» **Stated exercise**
Retype the data that follows line by line, exactly, and leave its pictures out.

» **Data for this task**
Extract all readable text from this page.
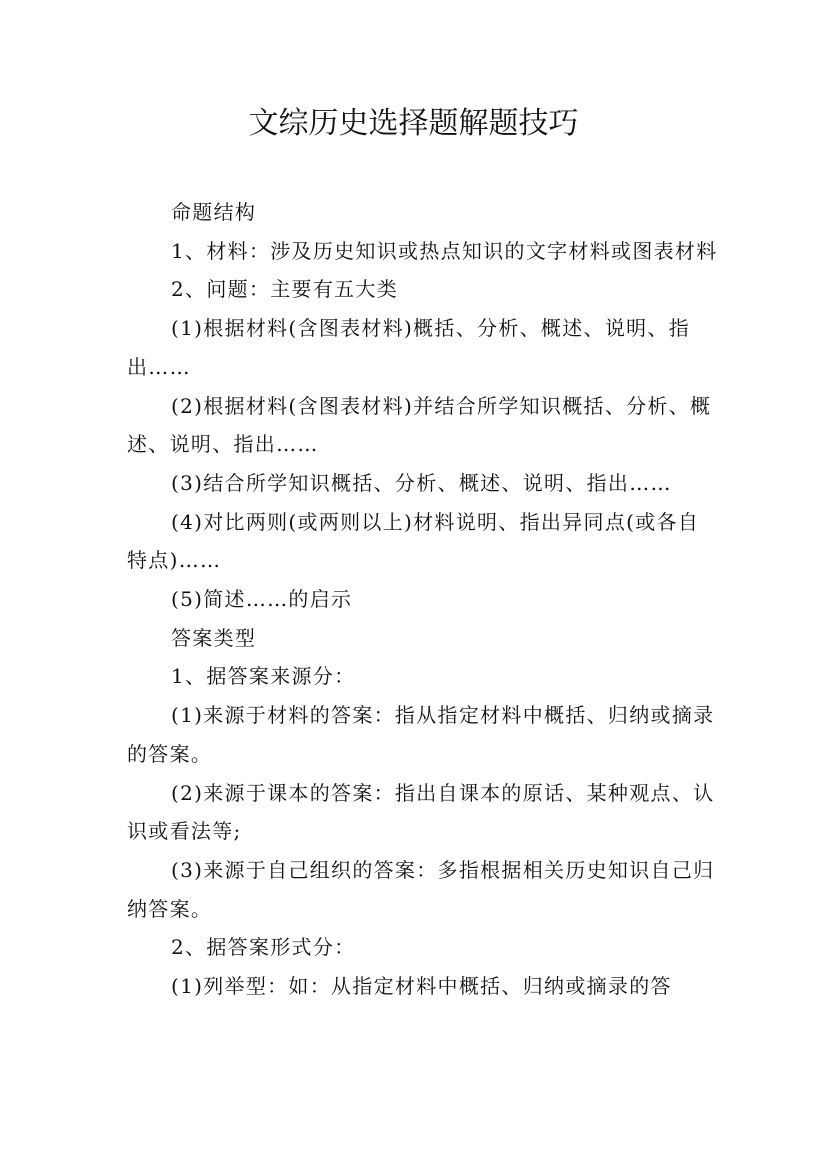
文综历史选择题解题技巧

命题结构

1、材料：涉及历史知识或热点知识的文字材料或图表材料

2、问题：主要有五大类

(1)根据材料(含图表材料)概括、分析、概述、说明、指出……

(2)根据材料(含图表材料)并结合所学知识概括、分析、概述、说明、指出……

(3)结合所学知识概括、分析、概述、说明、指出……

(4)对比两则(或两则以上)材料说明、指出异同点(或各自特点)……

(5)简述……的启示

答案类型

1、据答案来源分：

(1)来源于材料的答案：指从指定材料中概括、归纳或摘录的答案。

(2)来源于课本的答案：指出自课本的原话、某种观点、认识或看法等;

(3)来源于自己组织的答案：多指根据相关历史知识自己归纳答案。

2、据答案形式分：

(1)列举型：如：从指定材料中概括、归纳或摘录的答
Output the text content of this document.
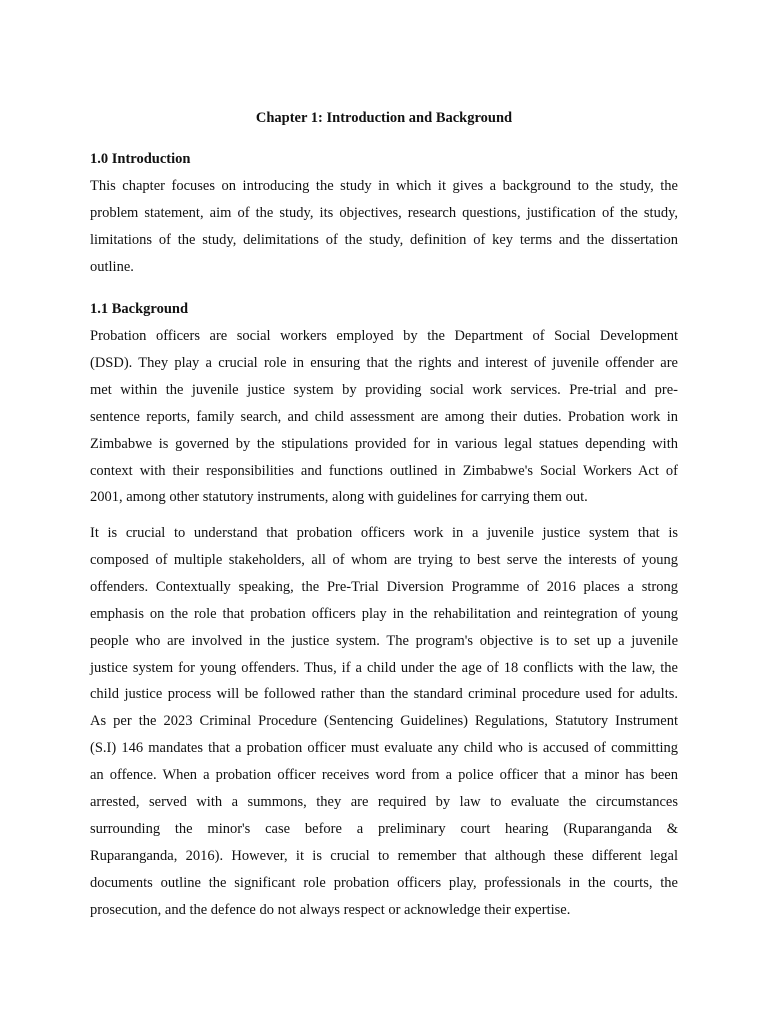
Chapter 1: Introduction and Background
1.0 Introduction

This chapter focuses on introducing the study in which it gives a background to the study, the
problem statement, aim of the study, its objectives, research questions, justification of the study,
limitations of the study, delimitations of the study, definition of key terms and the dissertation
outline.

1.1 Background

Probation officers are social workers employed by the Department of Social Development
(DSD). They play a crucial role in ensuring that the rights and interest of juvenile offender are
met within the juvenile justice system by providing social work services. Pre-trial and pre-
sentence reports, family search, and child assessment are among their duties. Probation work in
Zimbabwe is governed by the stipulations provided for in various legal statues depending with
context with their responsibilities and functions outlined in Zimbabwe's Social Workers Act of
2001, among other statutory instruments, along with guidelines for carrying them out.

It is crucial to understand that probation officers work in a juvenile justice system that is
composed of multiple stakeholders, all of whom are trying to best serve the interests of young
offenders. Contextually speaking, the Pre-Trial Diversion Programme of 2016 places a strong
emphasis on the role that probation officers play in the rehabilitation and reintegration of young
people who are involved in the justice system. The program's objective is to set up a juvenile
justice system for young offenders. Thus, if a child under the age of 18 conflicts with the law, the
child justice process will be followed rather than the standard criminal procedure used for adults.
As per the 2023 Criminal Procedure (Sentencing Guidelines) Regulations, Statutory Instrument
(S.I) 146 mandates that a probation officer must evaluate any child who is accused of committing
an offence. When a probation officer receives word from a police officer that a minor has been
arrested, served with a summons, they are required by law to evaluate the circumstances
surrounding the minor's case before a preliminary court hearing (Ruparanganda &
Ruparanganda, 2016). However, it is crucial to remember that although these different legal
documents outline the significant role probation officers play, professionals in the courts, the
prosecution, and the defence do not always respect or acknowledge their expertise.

» **Task result**
Extract all readable text from this page.
文综历史选择题解题技巧

命题结构

1、材料：涉及历史知识或热点知识的文字材料或图表材料

2、问题：主要有五大类

(1)根据材料(含图表材料)概括、分析、概述、说明、指出……

(2)根据材料(含图表材料)并结合所学知识概括、分析、概述、说明、指出……

(3)结合所学知识概括、分析、概述、说明、指出……

(4)对比两则(或两则以上)材料说明、指出异同点(或各自特点)……

(5)简述……的启示

答案类型

1、据答案来源分：

(1)来源于材料的答案：指从指定材料中概括、归纳或摘录的答案。

(2)来源于课本的答案：指出自课本的原话、某种观点、认识或看法等;

(3)来源于自己组织的答案：多指根据相关历史知识自己归纳答案。

2、据答案形式分：

(1)列举型：如：从指定材料中概括、归纳或摘录的答
Output the text content of this document.
Chapter 1: Introduction and Background
1.0 Introduction

This chapter focuses on introducing the study in which it gives a background to the study, the
problem statement, aim of the study, its objectives, research questions, justification of the study,
limitations of the study, delimitations of the study, definition of key terms and the dissertation
outline.

1.1 Background

Probation officers are social workers employed by the Department of Social Development
(DSD). They play a crucial role in ensuring that the rights and interest of juvenile offender are
met within the juvenile justice system by providing social work services. Pre-trial and pre-
sentence reports, family search, and child assessment are among their duties. Probation work in
Zimbabwe is governed by the stipulations provided for in various legal statues depending with
context with their responsibilities and functions outlined in Zimbabwe's Social Workers Act of
2001, among other statutory instruments, along with guidelines for carrying them out.

It is crucial to understand that probation officers work in a juvenile justice system that is
composed of multiple stakeholders, all of whom are trying to best serve the interests of young
offenders. Contextually speaking, the Pre-Trial Diversion Programme of 2016 places a strong
emphasis on the role that probation officers play in the rehabilitation and reintegration of young
people who are involved in the justice system. The program's objective is to set up a juvenile
justice system for young offenders. Thus, if a child under the age of 18 conflicts with the law, the
child justice process will be followed rather than the standard criminal procedure used for adults.
As per the 2023 Criminal Procedure (Sentencing Guidelines) Regulations, Statutory Instrument
(S.I) 146 mandates that a probation officer must evaluate any child who is accused of committing
an offence. When a probation officer receives word from a police officer that a minor has been
arrested, served with a summons, they are required by law to evaluate the circumstances
surrounding the minor's case before a preliminary court hearing (Ruparanganda &
Ruparanganda, 2016). However, it is crucial to remember that although these different legal
documents outline the significant role probation officers play, professionals in the courts, the
prosecution, and the defence do not always respect or acknowledge their expertise.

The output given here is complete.